[start of RECORDS FOR THE EXERCISE]

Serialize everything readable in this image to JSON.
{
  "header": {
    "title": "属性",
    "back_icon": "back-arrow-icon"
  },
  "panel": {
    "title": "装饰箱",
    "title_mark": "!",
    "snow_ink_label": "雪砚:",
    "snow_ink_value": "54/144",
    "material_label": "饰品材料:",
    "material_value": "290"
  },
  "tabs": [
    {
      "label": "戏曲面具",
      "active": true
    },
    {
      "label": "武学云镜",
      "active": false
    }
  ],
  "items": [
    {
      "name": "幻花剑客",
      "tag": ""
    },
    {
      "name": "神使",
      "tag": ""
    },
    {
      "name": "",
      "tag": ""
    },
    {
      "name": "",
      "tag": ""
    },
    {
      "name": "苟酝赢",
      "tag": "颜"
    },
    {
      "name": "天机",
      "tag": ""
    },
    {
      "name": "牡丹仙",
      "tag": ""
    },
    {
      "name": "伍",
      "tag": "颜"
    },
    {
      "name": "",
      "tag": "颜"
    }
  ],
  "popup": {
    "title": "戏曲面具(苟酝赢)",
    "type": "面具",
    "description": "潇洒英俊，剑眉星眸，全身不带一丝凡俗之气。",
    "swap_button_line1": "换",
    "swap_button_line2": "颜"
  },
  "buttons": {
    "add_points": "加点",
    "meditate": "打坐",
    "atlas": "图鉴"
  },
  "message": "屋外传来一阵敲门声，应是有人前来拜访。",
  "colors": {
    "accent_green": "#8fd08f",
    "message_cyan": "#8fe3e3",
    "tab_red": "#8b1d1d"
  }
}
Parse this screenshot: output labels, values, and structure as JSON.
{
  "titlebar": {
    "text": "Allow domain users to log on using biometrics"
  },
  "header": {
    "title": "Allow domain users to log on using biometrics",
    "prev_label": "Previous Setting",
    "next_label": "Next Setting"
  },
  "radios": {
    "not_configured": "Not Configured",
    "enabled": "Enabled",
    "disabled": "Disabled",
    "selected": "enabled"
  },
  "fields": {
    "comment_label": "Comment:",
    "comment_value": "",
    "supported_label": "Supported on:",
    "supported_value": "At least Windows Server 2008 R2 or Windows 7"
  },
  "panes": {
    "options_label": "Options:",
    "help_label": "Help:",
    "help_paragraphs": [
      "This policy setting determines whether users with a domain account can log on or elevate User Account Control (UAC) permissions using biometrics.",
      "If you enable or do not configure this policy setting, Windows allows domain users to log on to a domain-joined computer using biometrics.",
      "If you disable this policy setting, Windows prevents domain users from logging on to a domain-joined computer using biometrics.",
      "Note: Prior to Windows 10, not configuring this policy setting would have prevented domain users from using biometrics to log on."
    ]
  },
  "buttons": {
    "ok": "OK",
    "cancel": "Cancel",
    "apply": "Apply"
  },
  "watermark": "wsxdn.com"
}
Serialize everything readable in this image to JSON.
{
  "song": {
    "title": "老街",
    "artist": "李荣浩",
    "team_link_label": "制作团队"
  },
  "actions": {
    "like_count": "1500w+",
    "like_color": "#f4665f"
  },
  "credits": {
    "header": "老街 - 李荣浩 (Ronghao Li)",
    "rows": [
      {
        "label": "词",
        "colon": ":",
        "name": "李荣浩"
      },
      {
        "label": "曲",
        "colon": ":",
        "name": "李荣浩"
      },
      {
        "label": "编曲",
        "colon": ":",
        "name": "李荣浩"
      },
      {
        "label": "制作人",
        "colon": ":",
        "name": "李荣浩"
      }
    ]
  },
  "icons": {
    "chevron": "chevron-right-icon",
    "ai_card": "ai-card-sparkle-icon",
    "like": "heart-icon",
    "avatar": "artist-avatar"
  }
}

[end of RECORDS FOR THE EXERCISE]

EXERCISE DIRECTIONS: Each line of the material above must be retyped precisely.

FULL SOLUTION:
Serialize everything readable in this image to JSON.
{
  "header": {
    "title": "属性",
    "back_icon": "back-arrow-icon"
  },
  "panel": {
    "title": "装饰箱",
    "title_mark": "!",
    "snow_ink_label": "雪砚:",
    "snow_ink_value": "54/144",
    "material_label": "饰品材料:",
    "material_value": "290"
  },
  "tabs": [
    {
      "label": "戏曲面具",
      "active": true
    },
    {
      "label": "武学云镜",
      "active": false
    }
  ],
  "items": [
    {
      "name": "幻花剑客",
      "tag": ""
    },
    {
      "name": "神使",
      "tag": ""
    },
    {
      "name": "",
      "tag": ""
    },
    {
      "name": "",
      "tag": ""
    },
    {
      "name": "苟酝赢",
      "tag": "颜"
    },
    {
      "name": "天机",
      "tag": ""
    },
    {
      "name": "牡丹仙",
      "tag": ""
    },
    {
      "name": "伍",
      "tag": "颜"
    },
    {
      "name": "",
      "tag": "颜"
    }
  ],
  "popup": {
    "title": "戏曲面具(苟酝赢)",
    "type": "面具",
    "description": "潇洒英俊，剑眉星眸，全身不带一丝凡俗之气。",
    "swap_button_line1": "换",
    "swap_button_line2": "颜"
  },
  "buttons": {
    "add_points": "加点",
    "meditate": "打坐",
    "atlas": "图鉴"
  },
  "message": "屋外传来一阵敲门声，应是有人前来拜访。",
  "colors": {
    "accent_green": "#8fd08f",
    "message_cyan": "#8fe3e3",
    "tab_red": "#8b1d1d"
  }
}
Parse this screenshot: output labels, values, and structure as JSON.
{
  "titlebar": {
    "text": "Allow domain users to log on using biometrics"
  },
  "header": {
    "title": "Allow domain users to log on using biometrics",
    "prev_label": "Previous Setting",
    "next_label": "Next Setting"
  },
  "radios": {
    "not_configured": "Not Configured",
    "enabled": "Enabled",
    "disabled": "Disabled",
    "selected": "enabled"
  },
  "fields": {
    "comment_label": "Comment:",
    "comment_value": "",
    "supported_label": "Supported on:",
    "supported_value": "At least Windows Server 2008 R2 or Windows 7"
  },
  "panes": {
    "options_label": "Options:",
    "help_label": "Help:",
    "help_paragraphs": [
      "This policy setting determines whether users with a domain account can log on or elevate User Account Control (UAC) permissions using biometrics.",
      "If you enable or do not configure this policy setting, Windows allows domain users to log on to a domain-joined computer using biometrics.",
      "If you disable this policy setting, Windows prevents domain users from logging on to a domain-joined computer using biometrics.",
      "Note: Prior to Windows 10, not configuring this policy setting would have prevented domain users from using biometrics to log on."
    ]
  },
  "buttons": {
    "ok": "OK",
    "cancel": "Cancel",
    "apply": "Apply"
  },
  "watermark": "wsxdn.com"
}
Serialize everything readable in this image to JSON.
{
  "song": {
    "title": "老街",
    "artist": "李荣浩",
    "team_link_label": "制作团队"
  },
  "actions": {
    "like_count": "1500w+",
    "like_color": "#f4665f"
  },
  "credits": {
    "header": "老街 - 李荣浩 (Ronghao Li)",
    "rows": [
      {
        "label": "词",
        "colon": ":",
        "name": "李荣浩"
      },
      {
        "label": "曲",
        "colon": ":",
        "name": "李荣浩"
      },
      {
        "label": "编曲",
        "colon": ":",
        "name": "李荣浩"
      },
      {
        "label": "制作人",
        "colon": ":",
        "name": "李荣浩"
      }
    ]
  },
  "icons": {
    "chevron": "chevron-right-icon",
    "ai_card": "ai-card-sparkle-icon",
    "like": "heart-icon",
    "avatar": "artist-avatar"
  }
}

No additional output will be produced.